--- START SUPPLIED INFORMATION ---

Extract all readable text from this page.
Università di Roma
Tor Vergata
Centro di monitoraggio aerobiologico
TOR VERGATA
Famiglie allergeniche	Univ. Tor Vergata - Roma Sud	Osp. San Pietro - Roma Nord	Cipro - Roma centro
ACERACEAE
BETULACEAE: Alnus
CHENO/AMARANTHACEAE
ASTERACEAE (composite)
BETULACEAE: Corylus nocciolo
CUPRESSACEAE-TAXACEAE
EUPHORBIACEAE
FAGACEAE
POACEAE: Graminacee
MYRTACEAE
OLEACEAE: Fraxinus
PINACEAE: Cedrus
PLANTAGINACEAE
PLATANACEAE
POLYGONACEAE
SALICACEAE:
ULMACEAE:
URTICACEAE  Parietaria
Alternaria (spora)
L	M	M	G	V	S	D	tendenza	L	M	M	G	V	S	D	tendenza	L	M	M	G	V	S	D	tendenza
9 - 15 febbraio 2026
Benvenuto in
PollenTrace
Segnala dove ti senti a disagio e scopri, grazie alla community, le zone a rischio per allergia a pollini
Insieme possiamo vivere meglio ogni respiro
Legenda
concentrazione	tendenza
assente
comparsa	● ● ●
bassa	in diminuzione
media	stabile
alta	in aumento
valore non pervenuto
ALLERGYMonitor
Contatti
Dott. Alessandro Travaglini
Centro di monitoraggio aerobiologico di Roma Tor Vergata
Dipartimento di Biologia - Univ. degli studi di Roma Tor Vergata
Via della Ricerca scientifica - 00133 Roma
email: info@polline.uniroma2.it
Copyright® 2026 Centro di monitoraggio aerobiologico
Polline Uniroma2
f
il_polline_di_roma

--- END SUPPLIED INFORMATION ---

Output the listing above word for word.

▶ EXERCISE OUTPUT
Extract all readable text from this page.
Università di Roma
Tor Vergata
Centro di monitoraggio aerobiologico
TOR VERGATA
Famiglie allergeniche	Univ. Tor Vergata - Roma Sud	Osp. San Pietro - Roma Nord	Cipro - Roma centro
ACERACEAE
BETULACEAE: Alnus
CHENO/AMARANTHACEAE
ASTERACEAE (composite)
BETULACEAE: Corylus nocciolo
CUPRESSACEAE-TAXACEAE
EUPHORBIACEAE
FAGACEAE
POACEAE: Graminacee
MYRTACEAE
OLEACEAE: Fraxinus
PINACEAE: Cedrus
PLANTAGINACEAE
PLATANACEAE
POLYGONACEAE
SALICACEAE:
ULMACEAE:
URTICACEAE  Parietaria
Alternaria (spora)
L	M	M	G	V	S	D	tendenza	L	M	M	G	V	S	D	tendenza	L	M	M	G	V	S	D	tendenza
9 - 15 febbraio 2026
Benvenuto in
PollenTrace
Segnala dove ti senti a disagio e scopri, grazie alla community, le zone a rischio per allergia a pollini
Insieme possiamo vivere meglio ogni respiro
Legenda
concentrazione	tendenza
assente
comparsa	● ● ●
bassa	in diminuzione
media	stabile
alta	in aumento
valore non pervenuto
ALLERGYMonitor
Contatti
Dott. Alessandro Travaglini
Centro di monitoraggio aerobiologico di Roma Tor Vergata
Dipartimento di Biologia - Univ. degli studi di Roma Tor Vergata
Via della Ricerca scientifica - 00133 Roma
email: info@polline.uniroma2.it
Copyright® 2026 Centro di monitoraggio aerobiologico
Polline Uniroma2
f
il_polline_di_roma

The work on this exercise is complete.